• LISTED RECORDS
========================================
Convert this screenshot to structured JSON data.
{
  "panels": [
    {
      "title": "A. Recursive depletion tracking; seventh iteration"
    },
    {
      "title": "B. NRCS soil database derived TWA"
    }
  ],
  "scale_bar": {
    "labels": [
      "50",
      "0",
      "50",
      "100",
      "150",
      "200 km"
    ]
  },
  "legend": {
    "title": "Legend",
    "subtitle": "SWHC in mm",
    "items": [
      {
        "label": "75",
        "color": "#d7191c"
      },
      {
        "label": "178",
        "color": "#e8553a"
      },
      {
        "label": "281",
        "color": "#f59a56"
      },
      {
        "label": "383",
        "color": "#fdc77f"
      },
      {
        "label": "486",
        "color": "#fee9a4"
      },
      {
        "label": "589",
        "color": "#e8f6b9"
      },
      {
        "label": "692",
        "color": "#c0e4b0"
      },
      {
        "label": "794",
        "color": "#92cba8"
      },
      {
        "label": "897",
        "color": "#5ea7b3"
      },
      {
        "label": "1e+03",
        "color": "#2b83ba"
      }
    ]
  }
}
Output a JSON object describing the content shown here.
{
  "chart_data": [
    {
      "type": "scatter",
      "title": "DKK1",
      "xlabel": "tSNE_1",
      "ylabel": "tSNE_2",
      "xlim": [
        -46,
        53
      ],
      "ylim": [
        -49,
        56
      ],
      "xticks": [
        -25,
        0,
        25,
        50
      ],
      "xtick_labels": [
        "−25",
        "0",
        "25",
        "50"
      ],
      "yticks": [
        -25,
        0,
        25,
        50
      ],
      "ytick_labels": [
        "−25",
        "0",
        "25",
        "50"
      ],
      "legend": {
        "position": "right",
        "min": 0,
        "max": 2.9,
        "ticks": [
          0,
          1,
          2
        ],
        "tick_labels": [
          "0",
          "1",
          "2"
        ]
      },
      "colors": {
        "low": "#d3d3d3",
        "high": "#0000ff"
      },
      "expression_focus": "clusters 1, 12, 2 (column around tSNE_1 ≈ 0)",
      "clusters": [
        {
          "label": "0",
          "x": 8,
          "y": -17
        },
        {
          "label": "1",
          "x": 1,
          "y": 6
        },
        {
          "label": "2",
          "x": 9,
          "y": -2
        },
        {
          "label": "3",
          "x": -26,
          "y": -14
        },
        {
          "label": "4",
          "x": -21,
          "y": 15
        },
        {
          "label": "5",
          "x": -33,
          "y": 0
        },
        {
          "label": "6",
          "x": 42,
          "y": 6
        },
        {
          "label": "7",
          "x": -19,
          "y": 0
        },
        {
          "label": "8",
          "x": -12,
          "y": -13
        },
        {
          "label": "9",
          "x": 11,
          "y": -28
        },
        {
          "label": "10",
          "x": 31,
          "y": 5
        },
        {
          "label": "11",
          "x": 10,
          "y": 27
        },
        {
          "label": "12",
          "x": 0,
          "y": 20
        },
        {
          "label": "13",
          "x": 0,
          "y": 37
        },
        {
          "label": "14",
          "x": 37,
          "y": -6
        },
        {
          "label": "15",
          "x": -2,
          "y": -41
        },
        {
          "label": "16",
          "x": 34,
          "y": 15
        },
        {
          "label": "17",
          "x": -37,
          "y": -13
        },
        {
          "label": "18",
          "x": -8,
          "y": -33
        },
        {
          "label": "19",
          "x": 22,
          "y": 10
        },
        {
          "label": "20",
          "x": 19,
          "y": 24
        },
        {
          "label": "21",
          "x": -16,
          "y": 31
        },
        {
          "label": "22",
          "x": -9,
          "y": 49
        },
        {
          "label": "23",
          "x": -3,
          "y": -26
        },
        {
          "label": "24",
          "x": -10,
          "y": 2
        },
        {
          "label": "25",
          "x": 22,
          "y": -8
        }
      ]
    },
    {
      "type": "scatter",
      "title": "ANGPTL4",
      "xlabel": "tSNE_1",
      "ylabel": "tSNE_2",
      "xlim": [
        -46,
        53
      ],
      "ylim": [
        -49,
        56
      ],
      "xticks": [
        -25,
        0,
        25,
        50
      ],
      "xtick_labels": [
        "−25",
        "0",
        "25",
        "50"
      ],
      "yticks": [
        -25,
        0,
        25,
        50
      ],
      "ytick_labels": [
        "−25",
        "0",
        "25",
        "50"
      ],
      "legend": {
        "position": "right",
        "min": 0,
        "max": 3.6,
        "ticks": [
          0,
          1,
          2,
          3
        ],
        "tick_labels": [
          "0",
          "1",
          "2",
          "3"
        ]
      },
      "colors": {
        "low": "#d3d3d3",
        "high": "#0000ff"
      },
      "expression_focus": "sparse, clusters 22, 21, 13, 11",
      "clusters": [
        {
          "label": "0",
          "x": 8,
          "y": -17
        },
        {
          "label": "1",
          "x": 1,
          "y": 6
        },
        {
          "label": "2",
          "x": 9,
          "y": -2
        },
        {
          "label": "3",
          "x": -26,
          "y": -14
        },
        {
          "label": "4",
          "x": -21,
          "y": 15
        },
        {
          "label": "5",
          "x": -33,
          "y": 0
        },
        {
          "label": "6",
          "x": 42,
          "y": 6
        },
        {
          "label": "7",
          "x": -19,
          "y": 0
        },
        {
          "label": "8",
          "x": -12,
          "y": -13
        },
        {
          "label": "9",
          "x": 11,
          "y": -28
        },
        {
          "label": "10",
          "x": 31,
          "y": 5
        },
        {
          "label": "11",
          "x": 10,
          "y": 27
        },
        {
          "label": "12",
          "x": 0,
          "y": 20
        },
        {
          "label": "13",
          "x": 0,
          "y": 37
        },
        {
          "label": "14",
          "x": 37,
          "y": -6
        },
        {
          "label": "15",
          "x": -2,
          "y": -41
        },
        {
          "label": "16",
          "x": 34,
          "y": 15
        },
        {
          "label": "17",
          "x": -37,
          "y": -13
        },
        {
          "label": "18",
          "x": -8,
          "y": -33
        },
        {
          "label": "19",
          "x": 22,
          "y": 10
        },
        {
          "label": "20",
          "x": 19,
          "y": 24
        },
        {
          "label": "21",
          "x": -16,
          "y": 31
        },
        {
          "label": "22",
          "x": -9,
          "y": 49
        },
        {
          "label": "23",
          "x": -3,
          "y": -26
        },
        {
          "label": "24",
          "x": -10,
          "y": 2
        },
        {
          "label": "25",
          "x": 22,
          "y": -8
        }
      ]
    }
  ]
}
========================================
• TASK DETAILS
Give back all the data exactly as written.

• SOLVED EXERCISE
Convert this screenshot to structured JSON data.
{
  "panels": [
    {
      "title": "A. Recursive depletion tracking; seventh iteration"
    },
    {
      "title": "B. NRCS soil database derived TWA"
    }
  ],
  "scale_bar": {
    "labels": [
      "50",
      "0",
      "50",
      "100",
      "150",
      "200 km"
    ]
  },
  "legend": {
    "title": "Legend",
    "subtitle": "SWHC in mm",
    "items": [
      {
        "label": "75",
        "color": "#d7191c"
      },
      {
        "label": "178",
        "color": "#e8553a"
      },
      {
        "label": "281",
        "color": "#f59a56"
      },
      {
        "label": "383",
        "color": "#fdc77f"
      },
      {
        "label": "486",
        "color": "#fee9a4"
      },
      {
        "label": "589",
        "color": "#e8f6b9"
      },
      {
        "label": "692",
        "color": "#c0e4b0"
      },
      {
        "label": "794",
        "color": "#92cba8"
      },
      {
        "label": "897",
        "color": "#5ea7b3"
      },
      {
        "label": "1e+03",
        "color": "#2b83ba"
      }
    ]
  }
}
Output a JSON object describing the content shown here.
{
  "chart_data": [
    {
      "type": "scatter",
      "title": "DKK1",
      "xlabel": "tSNE_1",
      "ylabel": "tSNE_2",
      "xlim": [
        -46,
        53
      ],
      "ylim": [
        -49,
        56
      ],
      "xticks": [
        -25,
        0,
        25,
        50
      ],
      "xtick_labels": [
        "−25",
        "0",
        "25",
        "50"
      ],
      "yticks": [
        -25,
        0,
        25,
        50
      ],
      "ytick_labels": [
        "−25",
        "0",
        "25",
        "50"
      ],
      "legend": {
        "position": "right",
        "min": 0,
        "max": 2.9,
        "ticks": [
          0,
          1,
          2
        ],
        "tick_labels": [
          "0",
          "1",
          "2"
        ]
      },
      "colors": {
        "low": "#d3d3d3",
        "high": "#0000ff"
      },
      "expression_focus": "clusters 1, 12, 2 (column around tSNE_1 ≈ 0)",
      "clusters": [
        {
          "label": "0",
          "x": 8,
          "y": -17
        },
        {
          "label": "1",
          "x": 1,
          "y": 6
        },
        {
          "label": "2",
          "x": 9,
          "y": -2
        },
        {
          "label": "3",
          "x": -26,
          "y": -14
        },
        {
          "label": "4",
          "x": -21,
          "y": 15
        },
        {
          "label": "5",
          "x": -33,
          "y": 0
        },
        {
          "label": "6",
          "x": 42,
          "y": 6
        },
        {
          "label": "7",
          "x": -19,
          "y": 0
        },
        {
          "label": "8",
          "x": -12,
          "y": -13
        },
        {
          "label": "9",
          "x": 11,
          "y": -28
        },
        {
          "label": "10",
          "x": 31,
          "y": 5
        },
        {
          "label": "11",
          "x": 10,
          "y": 27
        },
        {
          "label": "12",
          "x": 0,
          "y": 20
        },
        {
          "label": "13",
          "x": 0,
          "y": 37
        },
        {
          "label": "14",
          "x": 37,
          "y": -6
        },
        {
          "label": "15",
          "x": -2,
          "y": -41
        },
        {
          "label": "16",
          "x": 34,
          "y": 15
        },
        {
          "label": "17",
          "x": -37,
          "y": -13
        },
        {
          "label": "18",
          "x": -8,
          "y": -33
        },
        {
          "label": "19",
          "x": 22,
          "y": 10
        },
        {
          "label": "20",
          "x": 19,
          "y": 24
        },
        {
          "label": "21",
          "x": -16,
          "y": 31
        },
        {
          "label": "22",
          "x": -9,
          "y": 49
        },
        {
          "label": "23",
          "x": -3,
          "y": -26
        },
        {
          "label": "24",
          "x": -10,
          "y": 2
        },
        {
          "label": "25",
          "x": 22,
          "y": -8
        }
      ]
    },
    {
      "type": "scatter",
      "title": "ANGPTL4",
      "xlabel": "tSNE_1",
      "ylabel": "tSNE_2",
      "xlim": [
        -46,
        53
      ],
      "ylim": [
        -49,
        56
      ],
      "xticks": [
        -25,
        0,
        25,
        50
      ],
      "xtick_labels": [
        "−25",
        "0",
        "25",
        "50"
      ],
      "yticks": [
        -25,
        0,
        25,
        50
      ],
      "ytick_labels": [
        "−25",
        "0",
        "25",
        "50"
      ],
      "legend": {
        "position": "right",
        "min": 0,
        "max": 3.6,
        "ticks": [
          0,
          1,
          2,
          3
        ],
        "tick_labels": [
          "0",
          "1",
          "2",
          "3"
        ]
      },
      "colors": {
        "low": "#d3d3d3",
        "high": "#0000ff"
      },
      "expression_focus": "sparse, clusters 22, 21, 13, 11",
      "clusters": [
        {
          "label": "0",
          "x": 8,
          "y": -17
        },
        {
          "label": "1",
          "x": 1,
          "y": 6
        },
        {
          "label": "2",
          "x": 9,
          "y": -2
        },
        {
          "label": "3",
          "x": -26,
          "y": -14
        },
        {
          "label": "4",
          "x": -21,
          "y": 15
        },
        {
          "label": "5",
          "x": -33,
          "y": 0
        },
        {
          "label": "6",
          "x": 42,
          "y": 6
        },
        {
          "label": "7",
          "x": -19,
          "y": 0
        },
        {
          "label": "8",
          "x": -12,
          "y": -13
        },
        {
          "label": "9",
          "x": 11,
          "y": -28
        },
        {
          "label": "10",
          "x": 31,
          "y": 5
        },
        {
          "label": "11",
          "x": 10,
          "y": 27
        },
        {
          "label": "12",
          "x": 0,
          "y": 20
        },
        {
          "label": "13",
          "x": 0,
          "y": 37
        },
        {
          "label": "14",
          "x": 37,
          "y": -6
        },
        {
          "label": "15",
          "x": -2,
          "y": -41
        },
        {
          "label": "16",
          "x": 34,
          "y": 15
        },
        {
          "label": "17",
          "x": -37,
          "y": -13
        },
        {
          "label": "18",
          "x": -8,
          "y": -33
        },
        {
          "label": "19",
          "x": 22,
          "y": 10
        },
        {
          "label": "20",
          "x": 19,
          "y": 24
        },
        {
          "label": "21",
          "x": -16,
          "y": 31
        },
        {
          "label": "22",
          "x": -9,
          "y": 49
        },
        {
          "label": "23",
          "x": -3,
          "y": -26
        },
        {
          "label": "24",
          "x": -10,
          "y": 2
        },
        {
          "label": "25",
          "x": 22,
          "y": -8
        }
      ]
    }
  ]
}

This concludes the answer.